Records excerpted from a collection
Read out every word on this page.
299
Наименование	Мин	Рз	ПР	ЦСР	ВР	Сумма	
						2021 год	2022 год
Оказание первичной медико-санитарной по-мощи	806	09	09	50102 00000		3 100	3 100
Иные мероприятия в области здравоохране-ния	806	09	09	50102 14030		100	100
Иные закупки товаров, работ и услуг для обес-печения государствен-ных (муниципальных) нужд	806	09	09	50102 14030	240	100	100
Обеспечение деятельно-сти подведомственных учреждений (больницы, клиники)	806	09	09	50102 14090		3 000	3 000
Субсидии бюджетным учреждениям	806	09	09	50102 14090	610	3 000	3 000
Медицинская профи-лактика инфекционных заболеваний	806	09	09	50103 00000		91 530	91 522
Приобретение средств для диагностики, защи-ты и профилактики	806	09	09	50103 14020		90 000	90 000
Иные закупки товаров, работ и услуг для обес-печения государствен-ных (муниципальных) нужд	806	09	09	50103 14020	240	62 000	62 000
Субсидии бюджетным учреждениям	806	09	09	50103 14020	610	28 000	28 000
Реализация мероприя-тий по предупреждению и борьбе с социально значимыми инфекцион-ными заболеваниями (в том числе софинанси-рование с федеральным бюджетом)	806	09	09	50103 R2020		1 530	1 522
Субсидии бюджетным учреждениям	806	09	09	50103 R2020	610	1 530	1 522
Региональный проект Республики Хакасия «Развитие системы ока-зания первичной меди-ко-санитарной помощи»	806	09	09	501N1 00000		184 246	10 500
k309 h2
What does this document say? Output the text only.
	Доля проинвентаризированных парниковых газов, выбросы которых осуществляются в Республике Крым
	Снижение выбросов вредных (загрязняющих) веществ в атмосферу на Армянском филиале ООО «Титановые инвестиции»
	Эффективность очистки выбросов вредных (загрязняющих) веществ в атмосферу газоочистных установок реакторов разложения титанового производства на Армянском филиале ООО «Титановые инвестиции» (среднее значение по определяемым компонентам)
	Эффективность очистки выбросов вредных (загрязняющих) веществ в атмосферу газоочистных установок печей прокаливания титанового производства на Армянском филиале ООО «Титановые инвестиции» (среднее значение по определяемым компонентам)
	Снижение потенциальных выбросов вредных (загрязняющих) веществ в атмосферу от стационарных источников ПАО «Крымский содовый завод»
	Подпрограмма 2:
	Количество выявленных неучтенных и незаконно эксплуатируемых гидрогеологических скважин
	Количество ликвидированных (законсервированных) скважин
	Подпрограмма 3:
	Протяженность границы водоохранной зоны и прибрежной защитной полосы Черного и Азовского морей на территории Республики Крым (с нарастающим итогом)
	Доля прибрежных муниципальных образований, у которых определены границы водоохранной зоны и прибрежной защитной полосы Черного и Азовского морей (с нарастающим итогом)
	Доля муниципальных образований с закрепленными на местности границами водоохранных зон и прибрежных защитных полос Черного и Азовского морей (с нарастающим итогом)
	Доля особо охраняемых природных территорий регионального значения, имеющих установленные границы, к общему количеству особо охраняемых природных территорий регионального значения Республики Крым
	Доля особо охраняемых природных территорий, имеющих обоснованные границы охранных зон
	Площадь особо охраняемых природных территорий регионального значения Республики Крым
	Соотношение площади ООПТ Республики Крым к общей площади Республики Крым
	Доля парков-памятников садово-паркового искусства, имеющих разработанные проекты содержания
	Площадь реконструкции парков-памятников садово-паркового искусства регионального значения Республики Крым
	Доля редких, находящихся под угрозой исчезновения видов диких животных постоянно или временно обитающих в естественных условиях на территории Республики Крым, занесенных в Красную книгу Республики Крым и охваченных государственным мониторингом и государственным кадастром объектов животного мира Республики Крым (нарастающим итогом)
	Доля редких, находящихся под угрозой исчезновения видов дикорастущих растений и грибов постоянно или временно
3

Required task:
Pull out every line in the data above that has the word "Субсидии".

Expected output:
Субсидии бюджетным учреждениям	806	09	09	50102 14090	610	3 000	3 000
Субсидии бюджетным учреждениям	806	09	09	50103 14020	610	28 000	28 000
Субсидии бюджетным учреждениям	806	09	09	50103 R2020	610	1 530	1 522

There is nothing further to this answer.